# Problem to solve:
Copy the listing exactly, please, and keep every picture out of it.

# The input:
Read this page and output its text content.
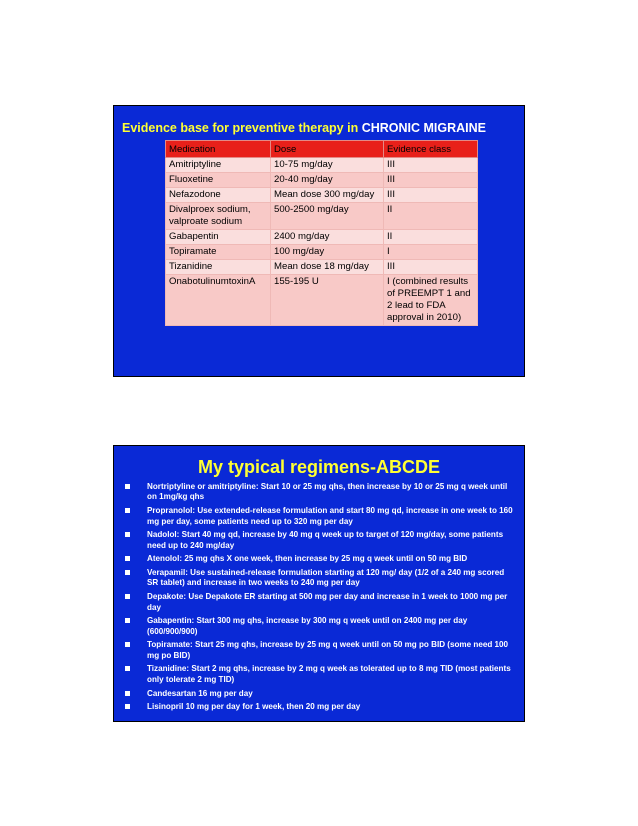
Evidence base for preventive therapy in CHRONIC MIGRAINE
Medication	Dose	Evidence class
Amitriptyline	10-75 mg/day	III
Fluoxetine	20-40 mg/day	III
Nefazodone	Mean dose 300 mg/day	III
Divalproex sodium, valproate sodium	500-2500 mg/day	II
Gabapentin	2400 mg/day	II
Topiramate	100 mg/day	I
Tizanidine	Mean dose 18 mg/day	III
OnabotulinumtoxinA	155-195 U	I (combined results of PREEMPT 1 and 2 lead to FDA approval in 2010)
My typical regimens-ABCDE
Nortriptyline or amitriptyline: Start 10 or 25 mg qhs, then increase by 10 or 25 mg q week until on 1mg/kg qhs
Propranolol: Use extended-release formulation and start 80 mg qd, increase in one week to 160 mg per day, some patients need up to 320 mg per day
Nadolol: Start 40 mg qd, increase by 40 mg q week up to target of 120 mg/day, some patients need up to 240 mg/day
Atenolol: 25 mg qhs X one week, then increase by 25 mg q week until on 50 mg BID
Verapamil: Use sustained-release formulation starting at 120 mg/ day (1/2 of a 240 mg scored SR tablet) and increase in two weeks to 240 mg per day
Depakote: Use Depakote ER starting at 500 mg per day and increase in 1 week to 1000 mg per day
Gabapentin: Start 300 mg qhs, increase by 300 mg q week until on 2400 mg per day (600/900/900)
Topiramate: Start 25 mg qhs, increase by 25 mg q week until on 50 mg po BID (some need 100 mg po BID)
Tizanidine: Start 2 mg qhs, increase by 2 mg q week as tolerated up to 8 mg TID (most patients only tolerate 2 mg TID)
Candesartan 16 mg per day
Lisinopril 10 mg per day for 1 week, then 20 mg per day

# Answer space:
Read this page and output its text content.
Evidence base for preventive therapy in CHRONIC MIGRAINE
Medication	Dose	Evidence class
Amitriptyline	10-75 mg/day	III
Fluoxetine	20-40 mg/day	III
Nefazodone	Mean dose 300 mg/day	III
Divalproex sodium, valproate sodium	500-2500 mg/day	II
Gabapentin	2400 mg/day	II
Topiramate	100 mg/day	I
Tizanidine	Mean dose 18 mg/day	III
OnabotulinumtoxinA	155-195 U	I (combined results of PREEMPT 1 and 2 lead to FDA approval in 2010)
My typical regimens-ABCDE
Nortriptyline or amitriptyline: Start 10 or 25 mg qhs, then increase by 10 or 25 mg q week until on 1mg/kg qhs
Propranolol: Use extended-release formulation and start 80 mg qd, increase in one week to 160 mg per day, some patients need up to 320 mg per day
Nadolol: Start 40 mg qd, increase by 40 mg q week up to target of 120 mg/day, some patients need up to 240 mg/day
Atenolol: 25 mg qhs X one week, then increase by 25 mg q week until on 50 mg BID
Verapamil: Use sustained-release formulation starting at 120 mg/ day (1/2 of a 240 mg scored SR tablet) and increase in two weeks to 240 mg per day
Depakote: Use Depakote ER starting at 500 mg per day and increase in 1 week to 1000 mg per day
Gabapentin: Start 300 mg qhs, increase by 300 mg q week until on 2400 mg per day (600/900/900)
Topiramate: Start 25 mg qhs, increase by 25 mg q week until on 50 mg po BID (some need 100 mg po BID)
Tizanidine: Start 2 mg qhs, increase by 2 mg q week as tolerated up to 8 mg TID (most patients only tolerate 2 mg TID)
Candesartan 16 mg per day
Lisinopril 10 mg per day for 1 week, then 20 mg per day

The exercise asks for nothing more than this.